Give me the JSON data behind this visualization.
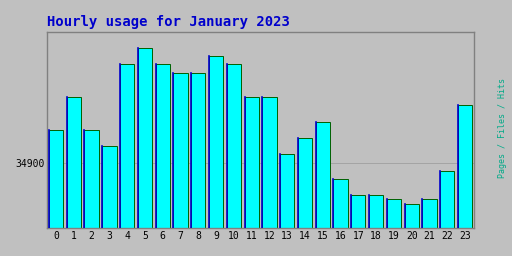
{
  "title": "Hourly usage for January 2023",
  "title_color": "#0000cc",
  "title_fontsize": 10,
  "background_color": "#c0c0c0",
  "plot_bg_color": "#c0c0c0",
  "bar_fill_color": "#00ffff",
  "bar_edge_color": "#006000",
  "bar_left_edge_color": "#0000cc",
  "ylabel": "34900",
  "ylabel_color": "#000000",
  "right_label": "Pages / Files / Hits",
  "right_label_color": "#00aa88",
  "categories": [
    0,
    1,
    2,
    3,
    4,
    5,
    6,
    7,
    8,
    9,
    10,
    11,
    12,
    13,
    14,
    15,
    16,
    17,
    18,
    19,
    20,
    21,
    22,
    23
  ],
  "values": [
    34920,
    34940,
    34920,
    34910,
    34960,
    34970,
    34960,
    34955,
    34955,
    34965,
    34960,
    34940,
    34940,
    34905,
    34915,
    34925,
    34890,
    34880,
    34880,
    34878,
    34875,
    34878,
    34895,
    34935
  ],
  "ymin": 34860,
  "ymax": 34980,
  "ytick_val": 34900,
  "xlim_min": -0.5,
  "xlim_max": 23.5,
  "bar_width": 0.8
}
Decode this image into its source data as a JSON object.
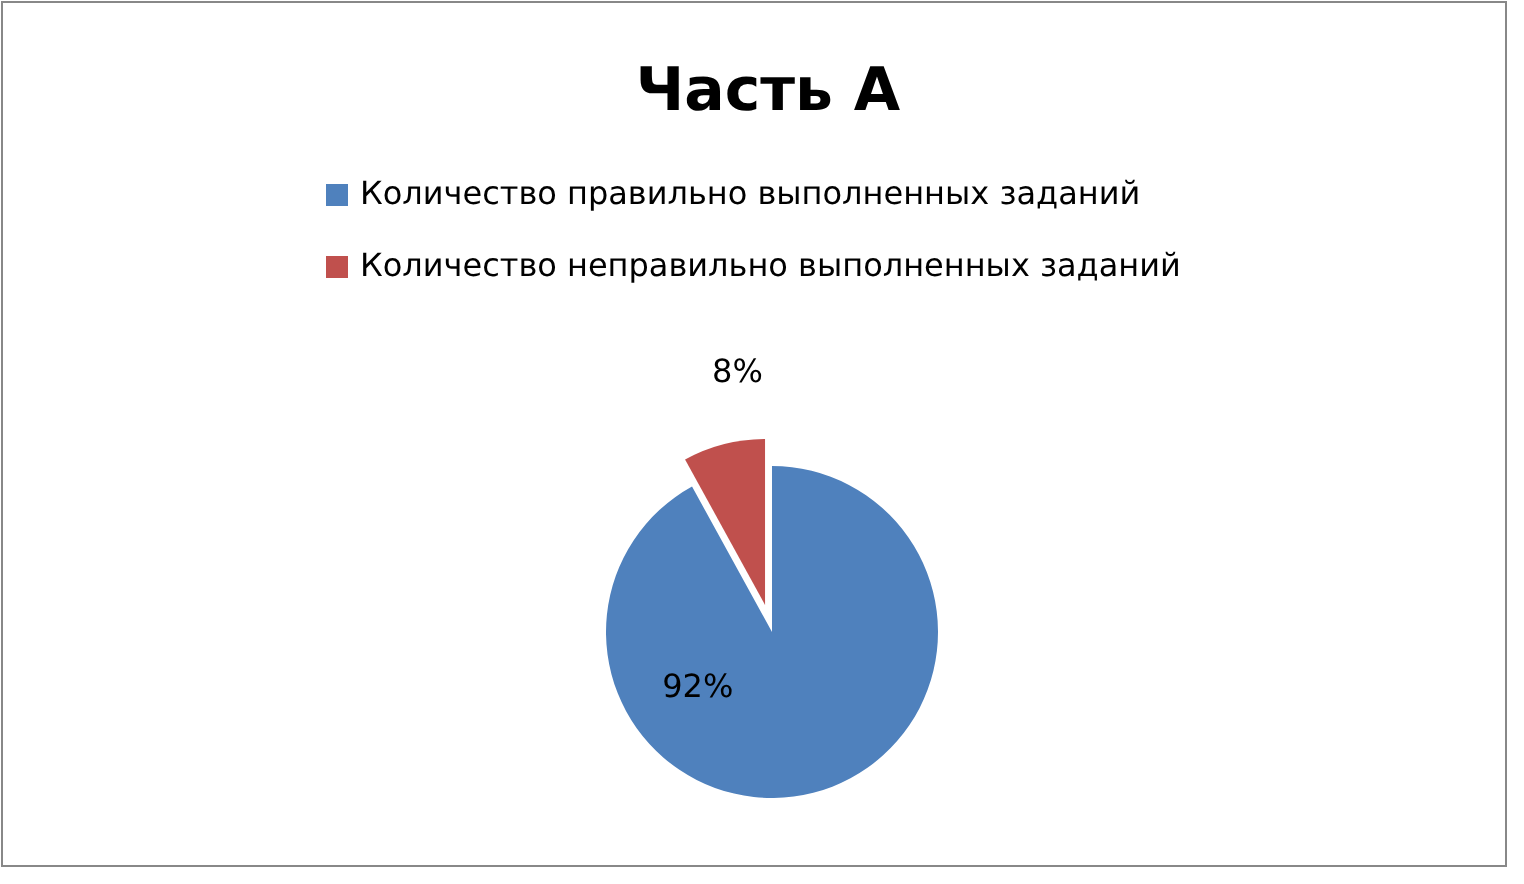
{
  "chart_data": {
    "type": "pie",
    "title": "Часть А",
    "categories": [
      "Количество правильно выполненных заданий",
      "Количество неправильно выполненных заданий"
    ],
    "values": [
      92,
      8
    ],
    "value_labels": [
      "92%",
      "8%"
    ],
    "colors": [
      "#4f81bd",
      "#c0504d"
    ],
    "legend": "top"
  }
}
======
(Exercise requirements) Write the listing above out again exactly, dropping each image.

(Exercise solution)
Give me the JSON data behind this visualization.
{
  "title": "Hourly usage for January 2023",
  "title_color": "#0000cc",
  "title_fontsize": 10,
  "background_color": "#c0c0c0",
  "plot_bg_color": "#c0c0c0",
  "bar_fill_color": "#00ffff",
  "bar_edge_color": "#006000",
  "bar_left_edge_color": "#0000cc",
  "ylabel": "34900",
  "ylabel_color": "#000000",
  "right_label": "Pages / Files / Hits",
  "right_label_color": "#00aa88",
  "categories": [
    0,
    1,
    2,
    3,
    4,
    5,
    6,
    7,
    8,
    9,
    10,
    11,
    12,
    13,
    14,
    15,
    16,
    17,
    18,
    19,
    20,
    21,
    22,
    23
  ],
  "values": [
    34920,
    34940,
    34920,
    34910,
    34960,
    34970,
    34960,
    34955,
    34955,
    34965,
    34960,
    34940,
    34940,
    34905,
    34915,
    34925,
    34890,
    34880,
    34880,
    34878,
    34875,
    34878,
    34895,
    34935
  ],
  "ymin": 34860,
  "ymax": 34980,
  "ytick_val": 34900,
  "xlim_min": -0.5,
  "xlim_max": 23.5,
  "bar_width": 0.8
}
Decode this image into its source data as a JSON object.
{
  "chart_data": {
    "type": "pie",
    "title": "Часть А",
    "categories": [
      "Количество правильно выполненных заданий",
      "Количество неправильно выполненных заданий"
    ],
    "values": [
      92,
      8
    ],
    "value_labels": [
      "92%",
      "8%"
    ],
    "colors": [
      "#4f81bd",
      "#c0504d"
    ],
    "legend": "top"
  }
}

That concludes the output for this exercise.